**Text provided:**
%%

Apache Flink Kafka 0.10 connector for streaming data processing with exactly-once processing guarantees
—
The FlinkKafkaConsumer010 provides comprehensive functionality for consuming data from Apache Kafka 0.10.x topics with exactly-once processing guarantees, flexible subscription patterns, and advanced features like rate limiting and dynamic partition discovery.
Creates a consumer for a single Kafka topic with value-only deserialization.
/**
* Creates a new Kafka streaming source consumer for Kafka 0.10.x
* @param topic The name of the topic that should be consumed
* @param valueDeserializer The de-/serializer used to convert between Kafka's byte messages and Flink's objects
* @param props The properties used to configure the Kafka consumer client
*/
public FlinkKafkaConsumer010(String topic, DeserializationSchema<T> valueDeserializer, Properties props);
/**
* Creates a new Kafka streaming source consumer for Kafka 0.10.x with key-value deserialization
* @param topic The name of the topic that should be consumed
* @param deserializer The keyed de-/serializer used to convert between Kafka's byte messages and Flink's objects
* @param props The properties used to configure the Kafka consumer client
*/
public FlinkKafkaConsumer010(String topic, KafkaDeserializationSchema<T> deserializer, Properties props);Usage Examples:
import org.apache.flink.streaming.connectors.kafka.FlinkKafkaConsumer010;
import org.apache.flink.api.common.serialization.SimpleStringSchema;
import org.apache.flink.streaming.connectors.kafka.KafkaDeserializationSchema;
import org.apache.kafka.clients.consumer.ConsumerRecord;
import java.util.Properties;
// Simple string deserialization
Properties props = new Properties();
props.setProperty("bootstrap.servers", "localhost:9092");
props.setProperty("group.id", "my-consumer-group");
FlinkKafkaConsumer010<String> consumer = new FlinkKafkaConsumer010<>(
"events-topic",
new SimpleStringSchema(),
props
);
// Custom key-value deserialization
FlinkKafkaConsumer010<MyEvent> eventConsumer = new FlinkKafkaConsumer010<>(
"events-topic",
new KafkaDeserializationSchema<MyEvent>() {
@Override
public MyEvent deserialize(ConsumerRecord<byte[], byte[]> record) throws Exception {
return MyEvent.fromJson(new String(record.value()));
}
@Override
public boolean isEndOfStream(MyEvent nextElement) {
return false;
}
@Override
public TypeInformation<MyEvent> getProducedType() {
return TypeInformation.of(MyEvent.class);
}
},
props
);Creates a consumer for multiple Kafka topics specified as a list.

%%

**Work instructions:** Please reproduce the Kafka consumer page from "Apache Flink Kafka" up to and including "with value-only deserialization.". The entries after the Kafka consumer page aren't needed.

**Given information:**
%%

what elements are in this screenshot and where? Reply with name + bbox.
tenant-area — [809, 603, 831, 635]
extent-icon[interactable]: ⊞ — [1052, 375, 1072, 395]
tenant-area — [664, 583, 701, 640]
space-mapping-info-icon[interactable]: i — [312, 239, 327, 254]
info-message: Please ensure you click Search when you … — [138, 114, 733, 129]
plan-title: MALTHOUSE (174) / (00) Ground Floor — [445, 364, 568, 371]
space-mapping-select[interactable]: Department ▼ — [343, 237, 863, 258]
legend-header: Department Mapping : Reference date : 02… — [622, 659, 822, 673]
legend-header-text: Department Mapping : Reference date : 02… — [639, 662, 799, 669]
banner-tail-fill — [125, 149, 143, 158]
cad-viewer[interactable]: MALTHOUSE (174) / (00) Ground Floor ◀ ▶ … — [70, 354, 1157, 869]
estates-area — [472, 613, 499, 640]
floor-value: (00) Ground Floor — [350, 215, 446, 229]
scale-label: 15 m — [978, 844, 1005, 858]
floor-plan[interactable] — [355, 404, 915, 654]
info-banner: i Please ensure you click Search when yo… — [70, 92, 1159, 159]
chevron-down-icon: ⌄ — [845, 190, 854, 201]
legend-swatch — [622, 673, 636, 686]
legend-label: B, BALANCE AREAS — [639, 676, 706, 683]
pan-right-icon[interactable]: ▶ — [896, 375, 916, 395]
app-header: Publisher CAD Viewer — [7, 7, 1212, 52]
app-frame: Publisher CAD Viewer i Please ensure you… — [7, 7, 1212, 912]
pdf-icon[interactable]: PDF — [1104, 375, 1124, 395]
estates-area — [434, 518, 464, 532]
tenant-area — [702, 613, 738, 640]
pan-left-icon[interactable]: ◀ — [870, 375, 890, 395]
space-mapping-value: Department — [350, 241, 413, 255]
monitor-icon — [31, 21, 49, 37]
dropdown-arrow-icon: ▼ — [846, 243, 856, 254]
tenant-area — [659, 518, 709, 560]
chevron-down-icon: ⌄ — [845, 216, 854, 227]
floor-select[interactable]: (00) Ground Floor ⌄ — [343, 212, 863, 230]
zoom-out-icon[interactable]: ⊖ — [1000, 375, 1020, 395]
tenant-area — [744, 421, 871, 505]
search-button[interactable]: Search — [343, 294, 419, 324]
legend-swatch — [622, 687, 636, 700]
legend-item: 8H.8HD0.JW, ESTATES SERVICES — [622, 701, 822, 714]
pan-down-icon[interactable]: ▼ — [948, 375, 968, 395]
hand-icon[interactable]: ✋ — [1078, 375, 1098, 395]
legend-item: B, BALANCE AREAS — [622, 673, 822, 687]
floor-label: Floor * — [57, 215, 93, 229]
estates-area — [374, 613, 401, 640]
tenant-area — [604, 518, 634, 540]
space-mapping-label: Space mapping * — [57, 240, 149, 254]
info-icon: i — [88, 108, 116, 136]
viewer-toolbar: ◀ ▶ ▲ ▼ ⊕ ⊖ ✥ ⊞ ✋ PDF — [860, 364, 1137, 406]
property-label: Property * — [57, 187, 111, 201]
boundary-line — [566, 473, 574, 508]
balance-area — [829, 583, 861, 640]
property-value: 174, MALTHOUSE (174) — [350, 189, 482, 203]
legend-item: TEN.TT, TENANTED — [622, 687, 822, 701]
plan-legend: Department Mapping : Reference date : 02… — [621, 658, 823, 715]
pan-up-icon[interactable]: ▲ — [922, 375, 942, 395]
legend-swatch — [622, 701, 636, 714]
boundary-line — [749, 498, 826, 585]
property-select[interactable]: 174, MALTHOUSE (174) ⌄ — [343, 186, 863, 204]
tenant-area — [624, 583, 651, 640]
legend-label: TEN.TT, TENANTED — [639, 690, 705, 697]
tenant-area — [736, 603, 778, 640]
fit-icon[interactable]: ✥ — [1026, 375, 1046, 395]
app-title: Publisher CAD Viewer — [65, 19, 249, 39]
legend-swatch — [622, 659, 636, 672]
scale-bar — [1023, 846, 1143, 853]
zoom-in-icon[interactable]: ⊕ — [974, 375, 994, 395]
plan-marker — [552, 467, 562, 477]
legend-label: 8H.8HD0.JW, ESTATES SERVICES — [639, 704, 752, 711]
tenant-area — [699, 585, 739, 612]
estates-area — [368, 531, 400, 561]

%%

**Answer to this exercise:**
Apache Flink Kafka 0.10 connector for streaming data processing with exactly-once processing guarantees
—
The FlinkKafkaConsumer010 provides comprehensive functionality for consuming data from Apache Kafka 0.10.x topics with exactly-once processing guarantees, flexible subscription patterns, and advanced features like rate limiting and dynamic partition discovery.
Creates a consumer for a single Kafka topic with value-only deserialization.